▶ **Stored records**
........

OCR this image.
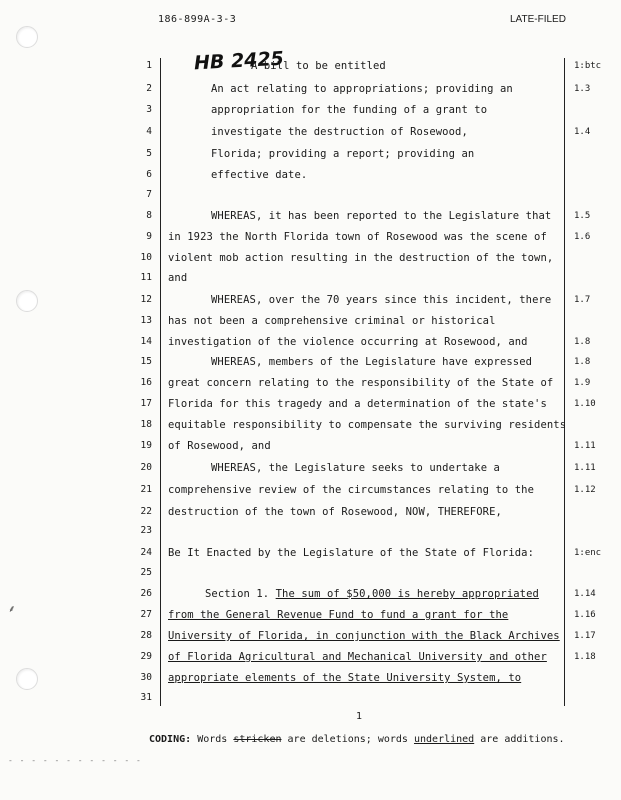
186-899A-3-3	LATE-FILED
HB 2425
1	A bill to be entitled	1:btc
2	An act relating to appropriations; providing an	1.3
3	appropriation for the funding of a grant to
4	investigate the destruction of Rosewood,	1.4
5	Florida; providing a report; providing an
6	effective date.
7
8	WHEREAS, it has been reported to the Legislature that	1.5
9 in 1923 the North Florida town of Rosewood was the scene of	1.6
10 violent mob action resulting in the destruction of the town,
11 and
12	WHEREAS, over the 70 years since this incident, there	1.7
13 has not been a comprehensive criminal or historical
14 investigation of the violence occurring at Rosewood, and	1.8
15	WHEREAS, members of the Legislature have expressed	1.8
16 great concern relating to the responsibility of the State of 1.9
17 Florida for this tragedy and a determination of the state's	1.10
18 equitable responsibility to compensate the surviving residents
19 of Rosewood, and	1.11
20	WHEREAS, the Legislature seeks to undertake a	1.11
21 comprehensive review of the circumstances relating to the	1.12
22 destruction of the town of Rosewood, NOW, THEREFORE,
23
24 Be It Enacted by the Legislature of the State of Florida:	1:enc
25
26	Section 1. The sum of $50,000 is hereby appropriated	1.14
27 from the General Revenue Fund to fund a grant for the	1.16
28 University of Florida, in conjunction with the Black Archives 1.17
29 of Florida Agricultural and Mechanical University and other	1.18
30 appropriate elements of the State University System, to
31
⸙
1
CODING: Words stricken are deletions; words underlined are additions.
- - - - - - - - - - - -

........

▶ **Exercise details**
Search the preceding listing for "relating" and extract every line where it is found.

▶ **The result**
2	An act relating to appropriations; providing an	1.3
16 great concern relating to the responsibility of the State of 1.9
21 comprehensive review of the circumstances relating to the	1.12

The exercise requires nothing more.